## Task directions
Repeat, exactly and completely, the material that follows. Omit the pictures.

○ ○ ○

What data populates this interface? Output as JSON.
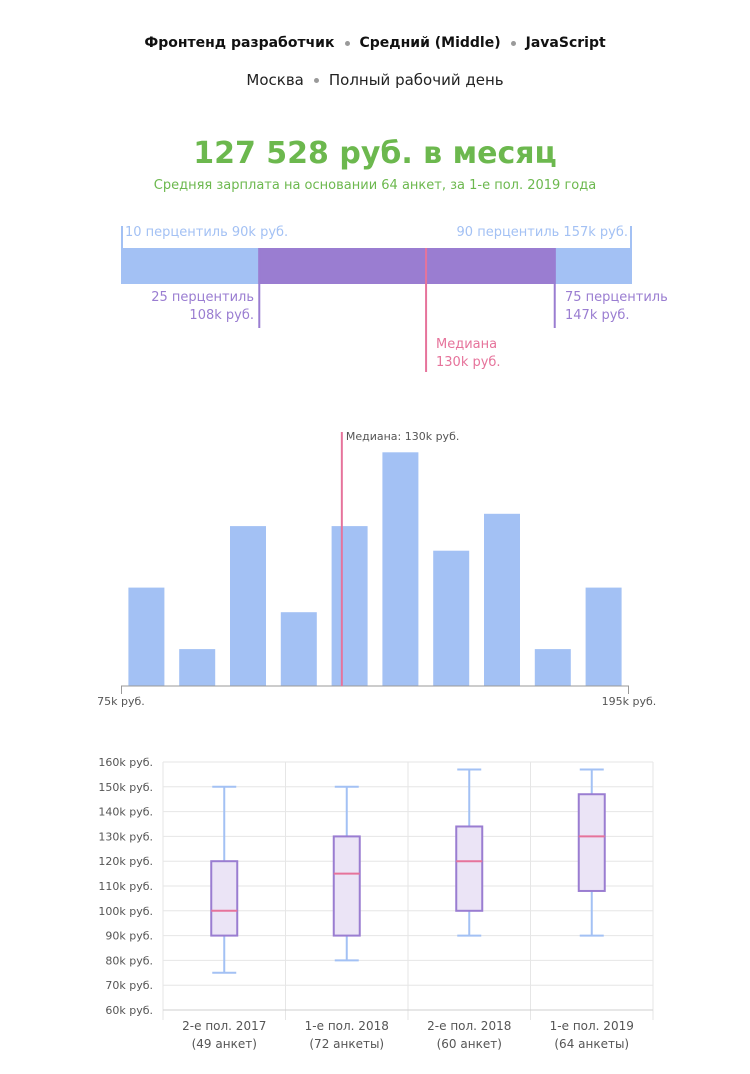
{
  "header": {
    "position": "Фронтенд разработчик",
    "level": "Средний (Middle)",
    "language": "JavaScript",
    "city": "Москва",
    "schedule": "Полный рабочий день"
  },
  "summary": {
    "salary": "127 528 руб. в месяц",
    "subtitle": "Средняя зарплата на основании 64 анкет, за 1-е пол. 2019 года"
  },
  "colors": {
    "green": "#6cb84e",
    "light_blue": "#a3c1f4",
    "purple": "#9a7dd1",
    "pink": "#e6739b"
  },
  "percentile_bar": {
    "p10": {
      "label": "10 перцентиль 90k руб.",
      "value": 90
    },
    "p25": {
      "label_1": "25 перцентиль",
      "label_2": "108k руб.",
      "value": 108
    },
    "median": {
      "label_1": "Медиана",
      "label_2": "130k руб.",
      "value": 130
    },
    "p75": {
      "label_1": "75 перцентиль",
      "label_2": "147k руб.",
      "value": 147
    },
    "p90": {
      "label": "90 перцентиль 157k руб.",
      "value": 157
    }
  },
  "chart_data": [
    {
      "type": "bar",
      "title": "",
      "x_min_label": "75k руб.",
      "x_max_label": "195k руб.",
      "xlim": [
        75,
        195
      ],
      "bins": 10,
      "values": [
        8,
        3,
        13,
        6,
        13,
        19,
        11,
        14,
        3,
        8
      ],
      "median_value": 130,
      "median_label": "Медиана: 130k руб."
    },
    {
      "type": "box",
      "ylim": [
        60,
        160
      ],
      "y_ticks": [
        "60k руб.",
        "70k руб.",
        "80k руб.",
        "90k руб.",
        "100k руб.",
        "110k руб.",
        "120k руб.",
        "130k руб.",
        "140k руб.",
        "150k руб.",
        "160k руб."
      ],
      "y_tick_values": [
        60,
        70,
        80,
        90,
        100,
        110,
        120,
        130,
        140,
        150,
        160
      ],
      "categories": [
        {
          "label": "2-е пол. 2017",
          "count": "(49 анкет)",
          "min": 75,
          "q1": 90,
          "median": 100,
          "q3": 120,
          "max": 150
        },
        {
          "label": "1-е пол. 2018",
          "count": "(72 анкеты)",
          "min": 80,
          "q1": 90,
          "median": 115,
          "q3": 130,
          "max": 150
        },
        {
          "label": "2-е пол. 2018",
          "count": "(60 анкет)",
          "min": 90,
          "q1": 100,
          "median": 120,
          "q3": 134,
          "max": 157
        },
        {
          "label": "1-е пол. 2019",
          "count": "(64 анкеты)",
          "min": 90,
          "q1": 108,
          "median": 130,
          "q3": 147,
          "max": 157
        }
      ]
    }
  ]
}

○ ○ ○

## Written solution
What data populates this interface? Output as JSON.
{
  "header": {
    "position": "Фронтенд разработчик",
    "level": "Средний (Middle)",
    "language": "JavaScript",
    "city": "Москва",
    "schedule": "Полный рабочий день"
  },
  "summary": {
    "salary": "127 528 руб. в месяц",
    "subtitle": "Средняя зарплата на основании 64 анкет, за 1-е пол. 2019 года"
  },
  "colors": {
    "green": "#6cb84e",
    "light_blue": "#a3c1f4",
    "purple": "#9a7dd1",
    "pink": "#e6739b"
  },
  "percentile_bar": {
    "p10": {
      "label": "10 перцентиль 90k руб.",
      "value": 90
    },
    "p25": {
      "label_1": "25 перцентиль",
      "label_2": "108k руб.",
      "value": 108
    },
    "median": {
      "label_1": "Медиана",
      "label_2": "130k руб.",
      "value": 130
    },
    "p75": {
      "label_1": "75 перцентиль",
      "label_2": "147k руб.",
      "value": 147
    },
    "p90": {
      "label": "90 перцентиль 157k руб.",
      "value": 157
    }
  },
  "chart_data": [
    {
      "type": "bar",
      "title": "",
      "x_min_label": "75k руб.",
      "x_max_label": "195k руб.",
      "xlim": [
        75,
        195
      ],
      "bins": 10,
      "values": [
        8,
        3,
        13,
        6,
        13,
        19,
        11,
        14,
        3,
        8
      ],
      "median_value": 130,
      "median_label": "Медиана: 130k руб."
    },
    {
      "type": "box",
      "ylim": [
        60,
        160
      ],
      "y_ticks": [
        "60k руб.",
        "70k руб.",
        "80k руб.",
        "90k руб.",
        "100k руб.",
        "110k руб.",
        "120k руб.",
        "130k руб.",
        "140k руб.",
        "150k руб.",
        "160k руб."
      ],
      "y_tick_values": [
        60,
        70,
        80,
        90,
        100,
        110,
        120,
        130,
        140,
        150,
        160
      ],
      "categories": [
        {
          "label": "2-е пол. 2017",
          "count": "(49 анкет)",
          "min": 75,
          "q1": 90,
          "median": 100,
          "q3": 120,
          "max": 150
        },
        {
          "label": "1-е пол. 2018",
          "count": "(72 анкеты)",
          "min": 80,
          "q1": 90,
          "median": 115,
          "q3": 130,
          "max": 150
        },
        {
          "label": "2-е пол. 2018",
          "count": "(60 анкет)",
          "min": 90,
          "q1": 100,
          "median": 120,
          "q3": 134,
          "max": 157
        },
        {
          "label": "1-е пол. 2019",
          "count": "(64 анкеты)",
          "min": 90,
          "q1": 108,
          "median": 130,
          "q3": 147,
          "max": 157
        }
      ]
    }
  ]
}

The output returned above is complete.